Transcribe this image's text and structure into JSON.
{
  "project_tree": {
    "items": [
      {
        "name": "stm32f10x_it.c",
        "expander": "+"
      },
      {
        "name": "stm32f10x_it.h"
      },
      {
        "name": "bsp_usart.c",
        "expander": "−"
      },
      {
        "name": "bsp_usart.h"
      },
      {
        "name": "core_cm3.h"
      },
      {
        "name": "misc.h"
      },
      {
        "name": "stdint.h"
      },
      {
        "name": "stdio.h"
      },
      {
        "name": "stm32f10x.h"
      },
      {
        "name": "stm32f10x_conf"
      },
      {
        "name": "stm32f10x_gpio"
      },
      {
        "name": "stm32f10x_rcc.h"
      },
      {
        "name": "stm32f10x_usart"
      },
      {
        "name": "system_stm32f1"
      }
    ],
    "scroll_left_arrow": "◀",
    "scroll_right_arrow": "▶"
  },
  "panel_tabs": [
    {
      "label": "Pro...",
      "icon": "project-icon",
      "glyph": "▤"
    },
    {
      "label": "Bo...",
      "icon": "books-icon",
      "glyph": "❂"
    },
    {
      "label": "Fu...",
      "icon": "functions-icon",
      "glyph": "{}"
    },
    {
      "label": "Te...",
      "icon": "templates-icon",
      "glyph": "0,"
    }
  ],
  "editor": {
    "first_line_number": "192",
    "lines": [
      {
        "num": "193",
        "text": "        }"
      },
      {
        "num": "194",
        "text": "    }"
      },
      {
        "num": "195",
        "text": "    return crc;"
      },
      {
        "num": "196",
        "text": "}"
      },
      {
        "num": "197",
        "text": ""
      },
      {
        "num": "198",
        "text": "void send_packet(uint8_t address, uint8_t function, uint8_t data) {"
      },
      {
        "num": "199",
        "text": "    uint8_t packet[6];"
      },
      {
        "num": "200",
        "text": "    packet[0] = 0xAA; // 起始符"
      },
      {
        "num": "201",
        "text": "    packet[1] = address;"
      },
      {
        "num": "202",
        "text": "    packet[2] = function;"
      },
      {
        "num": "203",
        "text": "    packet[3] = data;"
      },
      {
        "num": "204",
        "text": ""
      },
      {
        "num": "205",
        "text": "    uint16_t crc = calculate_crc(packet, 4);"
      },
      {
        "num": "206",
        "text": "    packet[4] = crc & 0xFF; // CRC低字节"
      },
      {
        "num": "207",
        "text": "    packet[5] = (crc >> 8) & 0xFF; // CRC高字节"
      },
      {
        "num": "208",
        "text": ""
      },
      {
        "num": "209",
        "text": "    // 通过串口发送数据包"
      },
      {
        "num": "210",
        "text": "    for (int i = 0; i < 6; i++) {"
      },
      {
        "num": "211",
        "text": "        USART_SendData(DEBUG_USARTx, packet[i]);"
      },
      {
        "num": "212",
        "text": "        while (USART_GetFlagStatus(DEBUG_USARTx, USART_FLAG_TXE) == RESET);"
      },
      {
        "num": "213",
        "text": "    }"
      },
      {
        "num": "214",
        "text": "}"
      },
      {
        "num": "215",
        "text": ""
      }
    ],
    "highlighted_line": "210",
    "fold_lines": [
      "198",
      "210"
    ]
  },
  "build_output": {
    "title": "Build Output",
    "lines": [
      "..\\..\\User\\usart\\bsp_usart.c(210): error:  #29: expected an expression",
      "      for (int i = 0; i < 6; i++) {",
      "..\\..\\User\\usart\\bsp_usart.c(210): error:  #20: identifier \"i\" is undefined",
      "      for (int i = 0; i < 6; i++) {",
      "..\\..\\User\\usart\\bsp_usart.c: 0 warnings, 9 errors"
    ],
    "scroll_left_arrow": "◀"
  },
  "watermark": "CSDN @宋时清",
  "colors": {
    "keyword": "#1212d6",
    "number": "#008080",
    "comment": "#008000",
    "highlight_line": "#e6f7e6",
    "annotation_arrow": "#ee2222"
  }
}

__GOAL__: Repeat each record exactly, leaving nothing out.

__RESULT BELOW__:
Transcribe this image's text and structure into JSON.
{
  "project_tree": {
    "items": [
      {
        "name": "stm32f10x_it.c",
        "expander": "+"
      },
      {
        "name": "stm32f10x_it.h"
      },
      {
        "name": "bsp_usart.c",
        "expander": "−"
      },
      {
        "name": "bsp_usart.h"
      },
      {
        "name": "core_cm3.h"
      },
      {
        "name": "misc.h"
      },
      {
        "name": "stdint.h"
      },
      {
        "name": "stdio.h"
      },
      {
        "name": "stm32f10x.h"
      },
      {
        "name": "stm32f10x_conf"
      },
      {
        "name": "stm32f10x_gpio"
      },
      {
        "name": "stm32f10x_rcc.h"
      },
      {
        "name": "stm32f10x_usart"
      },
      {
        "name": "system_stm32f1"
      }
    ],
    "scroll_left_arrow": "◀",
    "scroll_right_arrow": "▶"
  },
  "panel_tabs": [
    {
      "label": "Pro...",
      "icon": "project-icon",
      "glyph": "▤"
    },
    {
      "label": "Bo...",
      "icon": "books-icon",
      "glyph": "❂"
    },
    {
      "label": "Fu...",
      "icon": "functions-icon",
      "glyph": "{}"
    },
    {
      "label": "Te...",
      "icon": "templates-icon",
      "glyph": "0,"
    }
  ],
  "editor": {
    "first_line_number": "192",
    "lines": [
      {
        "num": "193",
        "text": "        }"
      },
      {
        "num": "194",
        "text": "    }"
      },
      {
        "num": "195",
        "text": "    return crc;"
      },
      {
        "num": "196",
        "text": "}"
      },
      {
        "num": "197",
        "text": ""
      },
      {
        "num": "198",
        "text": "void send_packet(uint8_t address, uint8_t function, uint8_t data) {"
      },
      {
        "num": "199",
        "text": "    uint8_t packet[6];"
      },
      {
        "num": "200",
        "text": "    packet[0] = 0xAA; // 起始符"
      },
      {
        "num": "201",
        "text": "    packet[1] = address;"
      },
      {
        "num": "202",
        "text": "    packet[2] = function;"
      },
      {
        "num": "203",
        "text": "    packet[3] = data;"
      },
      {
        "num": "204",
        "text": ""
      },
      {
        "num": "205",
        "text": "    uint16_t crc = calculate_crc(packet, 4);"
      },
      {
        "num": "206",
        "text": "    packet[4] = crc & 0xFF; // CRC低字节"
      },
      {
        "num": "207",
        "text": "    packet[5] = (crc >> 8) & 0xFF; // CRC高字节"
      },
      {
        "num": "208",
        "text": ""
      },
      {
        "num": "209",
        "text": "    // 通过串口发送数据包"
      },
      {
        "num": "210",
        "text": "    for (int i = 0; i < 6; i++) {"
      },
      {
        "num": "211",
        "text": "        USART_SendData(DEBUG_USARTx, packet[i]);"
      },
      {
        "num": "212",
        "text": "        while (USART_GetFlagStatus(DEBUG_USARTx, USART_FLAG_TXE) == RESET);"
      },
      {
        "num": "213",
        "text": "    }"
      },
      {
        "num": "214",
        "text": "}"
      },
      {
        "num": "215",
        "text": ""
      }
    ],
    "highlighted_line": "210",
    "fold_lines": [
      "198",
      "210"
    ]
  },
  "build_output": {
    "title": "Build Output",
    "lines": [
      "..\\..\\User\\usart\\bsp_usart.c(210): error:  #29: expected an expression",
      "      for (int i = 0; i < 6; i++) {",
      "..\\..\\User\\usart\\bsp_usart.c(210): error:  #20: identifier \"i\" is undefined",
      "      for (int i = 0; i < 6; i++) {",
      "..\\..\\User\\usart\\bsp_usart.c: 0 warnings, 9 errors"
    ],
    "scroll_left_arrow": "◀"
  },
  "watermark": "CSDN @宋时清",
  "colors": {
    "keyword": "#1212d6",
    "number": "#008080",
    "comment": "#008000",
    "highlight_line": "#e6f7e6",
    "annotation_arrow": "#ee2222"
  }
}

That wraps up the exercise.